#### The problem
Extract the data exactly, missing nothing.

------ Entries shown ------

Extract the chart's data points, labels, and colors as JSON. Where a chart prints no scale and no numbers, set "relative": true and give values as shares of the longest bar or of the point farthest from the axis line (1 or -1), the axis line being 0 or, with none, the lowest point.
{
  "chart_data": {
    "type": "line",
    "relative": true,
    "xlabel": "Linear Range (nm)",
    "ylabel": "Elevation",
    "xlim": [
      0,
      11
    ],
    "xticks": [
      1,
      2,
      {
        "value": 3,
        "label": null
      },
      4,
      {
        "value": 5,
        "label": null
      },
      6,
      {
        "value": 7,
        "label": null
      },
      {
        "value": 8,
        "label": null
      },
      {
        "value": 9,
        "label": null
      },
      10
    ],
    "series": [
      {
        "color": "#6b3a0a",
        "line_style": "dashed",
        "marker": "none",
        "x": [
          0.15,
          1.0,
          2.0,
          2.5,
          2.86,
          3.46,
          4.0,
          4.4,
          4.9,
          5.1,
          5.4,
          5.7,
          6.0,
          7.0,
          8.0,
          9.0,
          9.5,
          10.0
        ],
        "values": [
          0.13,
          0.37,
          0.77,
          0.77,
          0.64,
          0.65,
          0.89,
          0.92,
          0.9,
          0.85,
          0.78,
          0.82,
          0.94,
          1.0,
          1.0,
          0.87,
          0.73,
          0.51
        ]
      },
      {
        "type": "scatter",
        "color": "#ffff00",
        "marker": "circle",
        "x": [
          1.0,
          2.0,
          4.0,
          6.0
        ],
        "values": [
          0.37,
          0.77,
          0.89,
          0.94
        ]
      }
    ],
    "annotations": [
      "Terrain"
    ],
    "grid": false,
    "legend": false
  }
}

------

#### Expected output
Extract the chart's data points, labels, and colors as JSON. Where a chart prints no scale and no numbers, set "relative": true and give values as shares of the longest bar or of the point farthest from the axis line (1 or -1), the axis line being 0 or, with none, the lowest point.
{
  "chart_data": {
    "type": "line",
    "relative": true,
    "xlabel": "Linear Range (nm)",
    "ylabel": "Elevation",
    "xlim": [
      0,
      11
    ],
    "xticks": [
      1,
      2,
      {
        "value": 3,
        "label": null
      },
      4,
      {
        "value": 5,
        "label": null
      },
      6,
      {
        "value": 7,
        "label": null
      },
      {
        "value": 8,
        "label": null
      },
      {
        "value": 9,
        "label": null
      },
      10
    ],
    "series": [
      {
        "color": "#6b3a0a",
        "line_style": "dashed",
        "marker": "none",
        "x": [
          0.15,
          1.0,
          2.0,
          2.5,
          2.86,
          3.46,
          4.0,
          4.4,
          4.9,
          5.1,
          5.4,
          5.7,
          6.0,
          7.0,
          8.0,
          9.0,
          9.5,
          10.0
        ],
        "values": [
          0.13,
          0.37,
          0.77,
          0.77,
          0.64,
          0.65,
          0.89,
          0.92,
          0.9,
          0.85,
          0.78,
          0.82,
          0.94,
          1.0,
          1.0,
          0.87,
          0.73,
          0.51
        ]
      },
      {
        "type": "scatter",
        "color": "#ffff00",
        "marker": "circle",
        "x": [
          1.0,
          2.0,
          4.0,
          6.0
        ],
        "values": [
          0.37,
          0.77,
          0.89,
          0.94
        ]
      }
    ],
    "annotations": [
      "Terrain"
    ],
    "grid": false,
    "legend": false
  }
}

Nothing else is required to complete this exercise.